▶ [WHAT IS REQUIRED]: Each line that includes the string "Carla" counts once; give the total and nothing else.

>> START TASK INPUTS

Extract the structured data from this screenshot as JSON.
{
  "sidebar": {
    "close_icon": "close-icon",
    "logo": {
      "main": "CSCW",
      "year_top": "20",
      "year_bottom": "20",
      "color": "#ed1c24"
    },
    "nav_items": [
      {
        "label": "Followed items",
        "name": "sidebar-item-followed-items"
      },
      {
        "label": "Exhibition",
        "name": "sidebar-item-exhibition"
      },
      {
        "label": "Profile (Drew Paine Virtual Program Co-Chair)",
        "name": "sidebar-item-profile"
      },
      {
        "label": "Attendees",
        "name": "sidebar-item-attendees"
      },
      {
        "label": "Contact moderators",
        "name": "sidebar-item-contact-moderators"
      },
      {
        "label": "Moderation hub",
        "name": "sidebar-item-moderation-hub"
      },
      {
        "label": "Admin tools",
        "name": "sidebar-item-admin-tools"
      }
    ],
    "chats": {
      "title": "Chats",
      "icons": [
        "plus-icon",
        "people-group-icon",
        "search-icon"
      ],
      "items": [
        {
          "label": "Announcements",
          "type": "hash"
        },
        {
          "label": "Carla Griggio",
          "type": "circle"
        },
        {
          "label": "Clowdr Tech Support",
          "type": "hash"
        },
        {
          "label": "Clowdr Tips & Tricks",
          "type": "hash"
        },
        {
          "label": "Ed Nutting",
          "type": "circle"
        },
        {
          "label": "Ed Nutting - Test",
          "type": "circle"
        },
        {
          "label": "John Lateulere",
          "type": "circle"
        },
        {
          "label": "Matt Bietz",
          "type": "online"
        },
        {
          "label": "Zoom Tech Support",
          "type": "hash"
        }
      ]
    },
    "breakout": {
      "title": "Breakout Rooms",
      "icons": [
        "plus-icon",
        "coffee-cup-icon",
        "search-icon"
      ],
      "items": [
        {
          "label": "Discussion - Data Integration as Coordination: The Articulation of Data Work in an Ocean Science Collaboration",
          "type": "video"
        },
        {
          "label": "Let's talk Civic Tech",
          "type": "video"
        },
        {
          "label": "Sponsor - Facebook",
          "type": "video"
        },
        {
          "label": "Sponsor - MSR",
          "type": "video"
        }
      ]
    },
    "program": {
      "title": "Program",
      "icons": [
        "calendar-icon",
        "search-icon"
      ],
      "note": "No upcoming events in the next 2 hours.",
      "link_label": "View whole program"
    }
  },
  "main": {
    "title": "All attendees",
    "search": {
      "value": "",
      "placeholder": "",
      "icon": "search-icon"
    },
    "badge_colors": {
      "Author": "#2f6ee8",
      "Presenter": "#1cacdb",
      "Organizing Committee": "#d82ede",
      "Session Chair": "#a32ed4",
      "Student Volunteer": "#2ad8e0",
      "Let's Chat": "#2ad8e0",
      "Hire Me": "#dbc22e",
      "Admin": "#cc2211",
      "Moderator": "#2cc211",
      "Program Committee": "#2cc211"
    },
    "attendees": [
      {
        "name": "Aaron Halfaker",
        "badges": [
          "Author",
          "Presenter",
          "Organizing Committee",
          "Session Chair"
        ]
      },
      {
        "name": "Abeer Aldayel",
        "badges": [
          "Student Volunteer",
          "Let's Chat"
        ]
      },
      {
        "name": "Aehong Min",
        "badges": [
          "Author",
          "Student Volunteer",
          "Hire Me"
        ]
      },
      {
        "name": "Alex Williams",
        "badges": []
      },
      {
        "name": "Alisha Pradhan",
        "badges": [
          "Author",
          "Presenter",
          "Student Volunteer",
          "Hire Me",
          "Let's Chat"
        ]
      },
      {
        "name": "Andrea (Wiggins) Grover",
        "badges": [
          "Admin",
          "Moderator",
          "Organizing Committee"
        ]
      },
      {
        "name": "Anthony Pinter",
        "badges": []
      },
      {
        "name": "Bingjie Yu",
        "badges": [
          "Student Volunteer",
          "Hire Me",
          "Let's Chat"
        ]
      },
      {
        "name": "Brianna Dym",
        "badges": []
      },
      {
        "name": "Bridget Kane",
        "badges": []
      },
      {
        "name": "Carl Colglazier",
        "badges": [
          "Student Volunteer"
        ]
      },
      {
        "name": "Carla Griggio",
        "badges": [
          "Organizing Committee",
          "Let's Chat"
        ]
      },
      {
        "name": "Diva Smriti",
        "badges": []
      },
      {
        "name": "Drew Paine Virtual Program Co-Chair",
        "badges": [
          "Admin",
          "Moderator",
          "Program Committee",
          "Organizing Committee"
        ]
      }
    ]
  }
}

>> END TASK INPUTS

▶ [SOLUTION TO THIS PROBLEM]: 2